What you should do: Report each line of the records below that uses the word "organisms".

• • • • •

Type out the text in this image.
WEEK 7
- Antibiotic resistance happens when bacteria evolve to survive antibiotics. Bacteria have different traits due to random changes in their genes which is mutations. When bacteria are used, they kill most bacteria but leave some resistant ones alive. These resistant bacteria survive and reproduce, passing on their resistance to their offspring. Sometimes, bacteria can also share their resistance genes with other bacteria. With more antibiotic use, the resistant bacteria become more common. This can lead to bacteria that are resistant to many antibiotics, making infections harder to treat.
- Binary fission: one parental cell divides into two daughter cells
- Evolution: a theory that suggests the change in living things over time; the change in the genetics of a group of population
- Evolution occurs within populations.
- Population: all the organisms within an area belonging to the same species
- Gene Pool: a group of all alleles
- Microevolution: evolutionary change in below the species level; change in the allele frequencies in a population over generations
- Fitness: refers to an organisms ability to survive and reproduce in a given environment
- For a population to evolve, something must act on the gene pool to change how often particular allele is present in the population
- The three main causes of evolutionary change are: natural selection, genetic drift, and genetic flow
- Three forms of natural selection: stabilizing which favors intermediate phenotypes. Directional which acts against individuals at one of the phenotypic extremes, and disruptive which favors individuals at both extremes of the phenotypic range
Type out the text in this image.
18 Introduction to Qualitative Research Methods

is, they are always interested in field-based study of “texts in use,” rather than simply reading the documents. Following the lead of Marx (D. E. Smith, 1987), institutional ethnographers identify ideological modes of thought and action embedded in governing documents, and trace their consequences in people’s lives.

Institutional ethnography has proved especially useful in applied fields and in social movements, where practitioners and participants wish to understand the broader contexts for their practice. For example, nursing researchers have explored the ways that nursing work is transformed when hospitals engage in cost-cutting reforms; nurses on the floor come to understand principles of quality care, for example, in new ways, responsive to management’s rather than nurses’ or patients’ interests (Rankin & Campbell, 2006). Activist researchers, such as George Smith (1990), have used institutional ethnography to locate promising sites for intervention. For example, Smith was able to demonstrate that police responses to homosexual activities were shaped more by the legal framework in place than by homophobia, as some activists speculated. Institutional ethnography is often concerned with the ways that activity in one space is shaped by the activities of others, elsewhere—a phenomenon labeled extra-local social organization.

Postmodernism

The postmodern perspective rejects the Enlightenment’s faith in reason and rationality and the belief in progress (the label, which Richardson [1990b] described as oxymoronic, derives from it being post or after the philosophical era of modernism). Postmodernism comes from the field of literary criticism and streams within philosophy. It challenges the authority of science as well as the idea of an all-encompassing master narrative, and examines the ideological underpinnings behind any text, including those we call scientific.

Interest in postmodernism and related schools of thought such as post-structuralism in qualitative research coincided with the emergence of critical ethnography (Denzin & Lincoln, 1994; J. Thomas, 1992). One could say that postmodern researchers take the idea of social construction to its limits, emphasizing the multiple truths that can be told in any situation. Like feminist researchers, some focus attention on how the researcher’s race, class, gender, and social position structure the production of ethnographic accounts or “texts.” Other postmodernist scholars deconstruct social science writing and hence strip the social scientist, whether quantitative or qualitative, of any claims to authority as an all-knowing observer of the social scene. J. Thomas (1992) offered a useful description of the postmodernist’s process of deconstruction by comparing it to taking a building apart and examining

• • • • •

Expected answer:
- Population: all the organisms within an area belonging to the same species
- Fitness: refers to an organisms ability to survive and reproduce in a given environment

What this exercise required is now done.